**REQUEST:** In the lines below, find how many contain the word "IEEE" and report that figure alone.

**GIVEN RECORDS:**
▼
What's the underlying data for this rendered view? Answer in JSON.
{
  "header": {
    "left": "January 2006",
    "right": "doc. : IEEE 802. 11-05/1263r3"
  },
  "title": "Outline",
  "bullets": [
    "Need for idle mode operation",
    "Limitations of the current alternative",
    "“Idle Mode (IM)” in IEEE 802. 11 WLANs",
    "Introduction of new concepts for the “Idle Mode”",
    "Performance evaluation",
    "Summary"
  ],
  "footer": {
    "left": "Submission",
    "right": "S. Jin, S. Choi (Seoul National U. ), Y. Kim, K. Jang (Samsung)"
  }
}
▲
**ANSWER FOR THE TASK:** 2